Stored data |
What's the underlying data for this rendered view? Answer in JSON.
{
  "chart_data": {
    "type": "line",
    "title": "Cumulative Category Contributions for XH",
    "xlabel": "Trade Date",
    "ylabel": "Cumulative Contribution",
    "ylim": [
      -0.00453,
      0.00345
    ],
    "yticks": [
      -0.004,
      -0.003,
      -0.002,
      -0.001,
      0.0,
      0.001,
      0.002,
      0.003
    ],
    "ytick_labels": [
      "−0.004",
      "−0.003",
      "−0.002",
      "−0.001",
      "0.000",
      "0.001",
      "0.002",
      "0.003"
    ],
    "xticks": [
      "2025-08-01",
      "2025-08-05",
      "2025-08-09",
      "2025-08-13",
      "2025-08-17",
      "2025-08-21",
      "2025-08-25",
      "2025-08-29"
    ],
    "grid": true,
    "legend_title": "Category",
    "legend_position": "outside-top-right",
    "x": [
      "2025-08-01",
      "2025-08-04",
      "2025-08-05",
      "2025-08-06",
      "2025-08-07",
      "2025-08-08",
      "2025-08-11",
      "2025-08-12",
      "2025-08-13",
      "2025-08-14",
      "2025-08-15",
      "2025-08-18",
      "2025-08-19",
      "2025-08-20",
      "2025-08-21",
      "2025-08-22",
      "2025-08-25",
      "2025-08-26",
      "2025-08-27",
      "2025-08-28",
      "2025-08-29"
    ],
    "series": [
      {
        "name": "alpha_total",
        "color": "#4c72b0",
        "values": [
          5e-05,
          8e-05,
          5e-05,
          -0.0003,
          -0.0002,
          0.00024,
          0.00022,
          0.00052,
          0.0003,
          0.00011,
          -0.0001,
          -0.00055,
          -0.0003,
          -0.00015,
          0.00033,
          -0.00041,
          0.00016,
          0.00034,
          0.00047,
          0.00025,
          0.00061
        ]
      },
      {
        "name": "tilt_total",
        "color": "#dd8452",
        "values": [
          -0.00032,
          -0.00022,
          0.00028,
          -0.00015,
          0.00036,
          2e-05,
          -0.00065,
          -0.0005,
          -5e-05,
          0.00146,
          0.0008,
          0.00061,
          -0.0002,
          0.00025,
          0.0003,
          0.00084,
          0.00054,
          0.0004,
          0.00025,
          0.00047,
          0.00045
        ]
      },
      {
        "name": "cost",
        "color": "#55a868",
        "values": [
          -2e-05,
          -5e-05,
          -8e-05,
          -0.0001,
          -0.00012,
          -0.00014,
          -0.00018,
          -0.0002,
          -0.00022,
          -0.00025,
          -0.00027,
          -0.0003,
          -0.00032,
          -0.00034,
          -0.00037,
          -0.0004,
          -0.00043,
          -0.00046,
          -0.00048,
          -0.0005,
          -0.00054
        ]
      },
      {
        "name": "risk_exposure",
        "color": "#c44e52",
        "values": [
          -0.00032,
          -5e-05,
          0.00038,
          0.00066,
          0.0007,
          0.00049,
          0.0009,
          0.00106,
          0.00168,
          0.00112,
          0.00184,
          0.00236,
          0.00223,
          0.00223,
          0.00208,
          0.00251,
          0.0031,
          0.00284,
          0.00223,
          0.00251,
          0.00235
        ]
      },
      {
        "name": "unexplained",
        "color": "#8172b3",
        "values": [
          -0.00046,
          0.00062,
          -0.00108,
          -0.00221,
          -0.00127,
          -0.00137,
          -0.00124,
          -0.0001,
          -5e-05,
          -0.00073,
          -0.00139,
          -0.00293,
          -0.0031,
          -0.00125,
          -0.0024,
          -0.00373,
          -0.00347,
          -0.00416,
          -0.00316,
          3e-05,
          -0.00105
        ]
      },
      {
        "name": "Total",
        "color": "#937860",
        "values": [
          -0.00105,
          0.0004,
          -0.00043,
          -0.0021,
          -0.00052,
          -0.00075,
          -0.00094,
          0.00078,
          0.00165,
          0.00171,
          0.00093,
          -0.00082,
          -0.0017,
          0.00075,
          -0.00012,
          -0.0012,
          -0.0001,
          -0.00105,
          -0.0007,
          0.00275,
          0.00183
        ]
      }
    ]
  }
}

YOUR TASK | Gather each line of the listing containing the word "Cumulative" and show it.

ANSWER FOR THE TASK |
    "title": "Cumulative Category Contributions for XH",
    "ylabel": "Cumulative Contribution",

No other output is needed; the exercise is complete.